**EXERCISE**
Find every line of the listing below where "JSON" appears, and copy it.
### TASK DATA
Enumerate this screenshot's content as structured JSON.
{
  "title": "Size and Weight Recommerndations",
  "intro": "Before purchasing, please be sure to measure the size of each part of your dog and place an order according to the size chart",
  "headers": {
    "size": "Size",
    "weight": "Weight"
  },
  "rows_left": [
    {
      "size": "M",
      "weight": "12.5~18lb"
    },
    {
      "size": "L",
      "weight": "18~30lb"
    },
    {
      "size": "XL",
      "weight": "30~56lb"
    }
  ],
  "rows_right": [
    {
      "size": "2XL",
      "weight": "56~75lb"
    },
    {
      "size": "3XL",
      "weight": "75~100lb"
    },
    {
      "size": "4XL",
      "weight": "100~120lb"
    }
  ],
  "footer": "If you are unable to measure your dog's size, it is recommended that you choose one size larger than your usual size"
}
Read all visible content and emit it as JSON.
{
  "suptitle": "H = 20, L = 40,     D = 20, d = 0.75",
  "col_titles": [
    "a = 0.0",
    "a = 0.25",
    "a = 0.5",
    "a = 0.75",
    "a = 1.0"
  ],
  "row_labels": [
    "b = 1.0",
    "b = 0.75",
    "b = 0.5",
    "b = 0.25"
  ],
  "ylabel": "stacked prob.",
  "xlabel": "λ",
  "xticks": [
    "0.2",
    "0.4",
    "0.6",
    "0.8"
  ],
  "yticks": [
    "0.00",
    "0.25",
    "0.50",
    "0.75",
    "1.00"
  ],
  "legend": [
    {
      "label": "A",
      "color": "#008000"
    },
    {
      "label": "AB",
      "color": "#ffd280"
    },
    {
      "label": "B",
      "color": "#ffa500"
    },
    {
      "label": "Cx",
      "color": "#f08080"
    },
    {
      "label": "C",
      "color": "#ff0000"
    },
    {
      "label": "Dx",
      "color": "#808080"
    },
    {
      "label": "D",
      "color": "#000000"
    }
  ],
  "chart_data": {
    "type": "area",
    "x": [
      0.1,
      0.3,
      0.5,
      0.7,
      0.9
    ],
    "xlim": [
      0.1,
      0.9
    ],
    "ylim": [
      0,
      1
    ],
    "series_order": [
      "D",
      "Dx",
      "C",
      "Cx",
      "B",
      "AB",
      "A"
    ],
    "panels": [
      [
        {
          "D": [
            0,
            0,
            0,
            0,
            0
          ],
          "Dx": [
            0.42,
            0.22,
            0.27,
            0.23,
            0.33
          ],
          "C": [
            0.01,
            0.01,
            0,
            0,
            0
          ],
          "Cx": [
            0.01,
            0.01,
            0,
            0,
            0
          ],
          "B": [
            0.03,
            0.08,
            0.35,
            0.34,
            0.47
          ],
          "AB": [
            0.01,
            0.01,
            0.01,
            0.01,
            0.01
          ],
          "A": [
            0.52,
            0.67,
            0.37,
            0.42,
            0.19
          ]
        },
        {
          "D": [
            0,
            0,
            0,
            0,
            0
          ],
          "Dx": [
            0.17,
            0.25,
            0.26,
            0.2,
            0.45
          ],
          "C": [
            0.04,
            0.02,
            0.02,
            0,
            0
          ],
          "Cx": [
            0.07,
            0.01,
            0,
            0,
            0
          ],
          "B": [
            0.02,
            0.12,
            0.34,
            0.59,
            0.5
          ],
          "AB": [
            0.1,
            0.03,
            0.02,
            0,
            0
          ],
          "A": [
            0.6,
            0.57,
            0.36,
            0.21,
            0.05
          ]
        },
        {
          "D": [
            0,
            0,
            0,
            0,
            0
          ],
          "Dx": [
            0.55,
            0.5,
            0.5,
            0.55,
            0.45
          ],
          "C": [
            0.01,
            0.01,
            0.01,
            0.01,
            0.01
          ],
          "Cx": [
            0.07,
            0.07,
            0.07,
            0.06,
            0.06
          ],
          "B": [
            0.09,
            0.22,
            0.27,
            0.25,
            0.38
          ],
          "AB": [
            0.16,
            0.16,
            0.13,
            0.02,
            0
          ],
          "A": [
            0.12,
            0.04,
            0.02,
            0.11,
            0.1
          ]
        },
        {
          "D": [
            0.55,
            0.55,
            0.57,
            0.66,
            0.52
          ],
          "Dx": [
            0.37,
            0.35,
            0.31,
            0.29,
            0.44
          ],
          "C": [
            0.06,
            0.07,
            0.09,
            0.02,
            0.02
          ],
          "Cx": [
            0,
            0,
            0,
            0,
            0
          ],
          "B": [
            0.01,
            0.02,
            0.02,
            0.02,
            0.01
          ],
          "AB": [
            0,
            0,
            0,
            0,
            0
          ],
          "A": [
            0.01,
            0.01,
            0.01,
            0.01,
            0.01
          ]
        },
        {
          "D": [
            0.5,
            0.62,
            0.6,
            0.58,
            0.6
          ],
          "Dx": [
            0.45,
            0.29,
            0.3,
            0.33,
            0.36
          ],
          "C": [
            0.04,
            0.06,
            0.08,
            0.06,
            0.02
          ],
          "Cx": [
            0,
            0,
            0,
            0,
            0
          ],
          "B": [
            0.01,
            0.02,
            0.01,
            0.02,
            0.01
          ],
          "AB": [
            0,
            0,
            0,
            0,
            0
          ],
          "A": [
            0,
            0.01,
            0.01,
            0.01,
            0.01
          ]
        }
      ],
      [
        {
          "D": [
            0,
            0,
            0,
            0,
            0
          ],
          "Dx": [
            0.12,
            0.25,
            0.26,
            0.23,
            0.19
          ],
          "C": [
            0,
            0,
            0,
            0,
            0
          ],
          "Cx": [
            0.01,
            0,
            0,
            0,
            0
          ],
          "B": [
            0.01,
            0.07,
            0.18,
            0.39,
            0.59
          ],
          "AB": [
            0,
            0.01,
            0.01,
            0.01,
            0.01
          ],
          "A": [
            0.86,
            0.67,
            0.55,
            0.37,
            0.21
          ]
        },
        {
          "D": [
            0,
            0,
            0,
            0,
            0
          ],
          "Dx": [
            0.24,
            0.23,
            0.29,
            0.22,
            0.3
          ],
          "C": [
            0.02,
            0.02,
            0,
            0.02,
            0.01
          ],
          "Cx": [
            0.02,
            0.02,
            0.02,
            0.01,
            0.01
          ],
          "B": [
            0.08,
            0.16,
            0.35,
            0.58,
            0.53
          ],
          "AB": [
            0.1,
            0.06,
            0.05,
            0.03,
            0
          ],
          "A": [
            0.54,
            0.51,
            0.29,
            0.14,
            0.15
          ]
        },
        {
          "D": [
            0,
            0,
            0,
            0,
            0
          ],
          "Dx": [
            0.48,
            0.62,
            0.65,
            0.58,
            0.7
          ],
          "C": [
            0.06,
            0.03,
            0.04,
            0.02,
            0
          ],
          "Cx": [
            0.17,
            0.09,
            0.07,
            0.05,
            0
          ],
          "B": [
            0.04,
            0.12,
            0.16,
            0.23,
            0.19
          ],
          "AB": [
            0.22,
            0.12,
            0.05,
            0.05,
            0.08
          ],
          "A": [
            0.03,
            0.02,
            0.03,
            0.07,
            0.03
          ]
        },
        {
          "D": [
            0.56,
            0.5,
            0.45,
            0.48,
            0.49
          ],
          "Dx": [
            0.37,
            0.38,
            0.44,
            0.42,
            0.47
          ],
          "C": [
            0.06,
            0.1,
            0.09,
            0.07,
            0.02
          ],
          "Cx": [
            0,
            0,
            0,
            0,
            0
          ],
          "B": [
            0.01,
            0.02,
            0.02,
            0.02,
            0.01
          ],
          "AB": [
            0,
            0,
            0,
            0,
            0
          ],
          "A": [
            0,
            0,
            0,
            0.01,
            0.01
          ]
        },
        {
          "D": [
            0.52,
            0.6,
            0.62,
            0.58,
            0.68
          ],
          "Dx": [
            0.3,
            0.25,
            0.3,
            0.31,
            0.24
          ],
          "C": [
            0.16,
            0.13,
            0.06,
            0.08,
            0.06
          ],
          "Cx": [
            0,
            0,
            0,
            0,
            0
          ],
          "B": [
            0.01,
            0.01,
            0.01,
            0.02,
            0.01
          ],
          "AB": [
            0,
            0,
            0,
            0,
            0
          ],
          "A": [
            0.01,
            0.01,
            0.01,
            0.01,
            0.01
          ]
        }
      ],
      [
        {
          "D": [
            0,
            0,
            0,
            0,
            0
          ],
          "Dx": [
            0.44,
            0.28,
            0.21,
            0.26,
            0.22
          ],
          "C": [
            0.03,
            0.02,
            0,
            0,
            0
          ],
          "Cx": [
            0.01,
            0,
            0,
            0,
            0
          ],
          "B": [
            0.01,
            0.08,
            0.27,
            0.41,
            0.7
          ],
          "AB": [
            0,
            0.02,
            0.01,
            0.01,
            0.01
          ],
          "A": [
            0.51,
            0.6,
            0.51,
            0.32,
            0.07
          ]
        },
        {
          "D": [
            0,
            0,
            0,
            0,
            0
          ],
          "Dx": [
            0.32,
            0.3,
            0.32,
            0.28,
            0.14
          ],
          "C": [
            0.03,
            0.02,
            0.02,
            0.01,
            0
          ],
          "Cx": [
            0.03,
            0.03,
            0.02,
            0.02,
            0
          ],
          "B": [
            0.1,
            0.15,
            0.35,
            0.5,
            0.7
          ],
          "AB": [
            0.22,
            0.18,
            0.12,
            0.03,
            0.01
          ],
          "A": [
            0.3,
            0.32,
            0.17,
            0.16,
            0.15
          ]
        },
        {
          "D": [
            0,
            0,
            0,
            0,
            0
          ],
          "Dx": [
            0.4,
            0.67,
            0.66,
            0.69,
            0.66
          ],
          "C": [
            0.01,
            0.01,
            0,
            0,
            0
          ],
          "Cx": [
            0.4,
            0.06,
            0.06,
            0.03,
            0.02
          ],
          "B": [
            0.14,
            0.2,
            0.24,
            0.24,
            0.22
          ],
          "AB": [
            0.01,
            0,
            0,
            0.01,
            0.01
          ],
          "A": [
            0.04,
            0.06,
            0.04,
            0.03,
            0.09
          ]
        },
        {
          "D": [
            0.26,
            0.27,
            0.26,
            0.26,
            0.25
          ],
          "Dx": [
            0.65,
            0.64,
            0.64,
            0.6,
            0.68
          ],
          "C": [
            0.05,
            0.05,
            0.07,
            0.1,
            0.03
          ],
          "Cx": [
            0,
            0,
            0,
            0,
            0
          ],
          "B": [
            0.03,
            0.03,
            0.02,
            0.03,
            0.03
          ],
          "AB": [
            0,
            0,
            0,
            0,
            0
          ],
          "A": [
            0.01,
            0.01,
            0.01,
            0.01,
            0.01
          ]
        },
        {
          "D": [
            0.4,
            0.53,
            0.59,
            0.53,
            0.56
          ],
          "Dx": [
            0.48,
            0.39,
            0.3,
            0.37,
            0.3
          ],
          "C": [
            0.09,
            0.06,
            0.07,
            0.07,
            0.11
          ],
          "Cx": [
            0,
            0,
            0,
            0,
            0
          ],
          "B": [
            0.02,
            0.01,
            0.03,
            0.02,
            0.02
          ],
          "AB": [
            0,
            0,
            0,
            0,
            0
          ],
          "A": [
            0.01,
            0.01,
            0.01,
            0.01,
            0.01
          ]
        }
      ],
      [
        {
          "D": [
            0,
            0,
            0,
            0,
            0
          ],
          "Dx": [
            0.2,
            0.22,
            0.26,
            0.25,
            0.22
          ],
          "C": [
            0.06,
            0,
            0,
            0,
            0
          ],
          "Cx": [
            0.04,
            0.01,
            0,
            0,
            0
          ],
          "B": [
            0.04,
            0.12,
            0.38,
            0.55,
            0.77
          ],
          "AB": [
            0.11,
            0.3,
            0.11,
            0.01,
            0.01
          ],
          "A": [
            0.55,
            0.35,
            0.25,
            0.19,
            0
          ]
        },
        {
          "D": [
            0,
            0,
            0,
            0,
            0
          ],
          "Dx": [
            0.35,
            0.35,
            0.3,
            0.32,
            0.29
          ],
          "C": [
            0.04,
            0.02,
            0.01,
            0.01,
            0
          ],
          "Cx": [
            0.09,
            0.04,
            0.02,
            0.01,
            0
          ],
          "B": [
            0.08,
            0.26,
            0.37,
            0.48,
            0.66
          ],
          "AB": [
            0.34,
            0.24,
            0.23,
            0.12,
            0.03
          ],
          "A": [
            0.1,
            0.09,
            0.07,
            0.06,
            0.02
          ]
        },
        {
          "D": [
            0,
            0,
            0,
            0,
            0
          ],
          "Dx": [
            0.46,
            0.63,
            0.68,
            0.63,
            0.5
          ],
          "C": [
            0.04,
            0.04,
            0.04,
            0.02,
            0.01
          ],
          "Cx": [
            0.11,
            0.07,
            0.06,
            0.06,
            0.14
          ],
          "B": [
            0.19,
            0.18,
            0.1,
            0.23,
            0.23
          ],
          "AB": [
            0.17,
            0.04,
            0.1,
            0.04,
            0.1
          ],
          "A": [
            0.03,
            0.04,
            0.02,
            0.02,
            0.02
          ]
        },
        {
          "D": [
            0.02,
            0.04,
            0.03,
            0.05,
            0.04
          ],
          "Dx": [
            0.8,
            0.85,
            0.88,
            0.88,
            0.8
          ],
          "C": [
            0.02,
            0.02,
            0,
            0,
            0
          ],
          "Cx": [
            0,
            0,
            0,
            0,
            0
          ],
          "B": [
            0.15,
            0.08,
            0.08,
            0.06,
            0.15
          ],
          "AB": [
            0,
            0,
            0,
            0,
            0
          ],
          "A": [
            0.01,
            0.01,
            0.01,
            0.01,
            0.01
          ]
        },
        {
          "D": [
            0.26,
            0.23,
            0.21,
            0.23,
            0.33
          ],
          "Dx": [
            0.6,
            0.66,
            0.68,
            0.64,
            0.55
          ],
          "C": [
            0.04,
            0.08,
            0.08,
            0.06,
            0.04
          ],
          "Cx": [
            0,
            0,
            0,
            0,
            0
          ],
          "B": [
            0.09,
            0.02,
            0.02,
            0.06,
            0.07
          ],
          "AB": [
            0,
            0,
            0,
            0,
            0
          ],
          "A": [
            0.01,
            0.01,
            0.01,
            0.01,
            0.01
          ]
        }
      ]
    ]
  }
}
######
**COMPLETE RESPONSE**
Enumerate this screenshot's content as structured JSON.
Read all visible content and emit it as JSON.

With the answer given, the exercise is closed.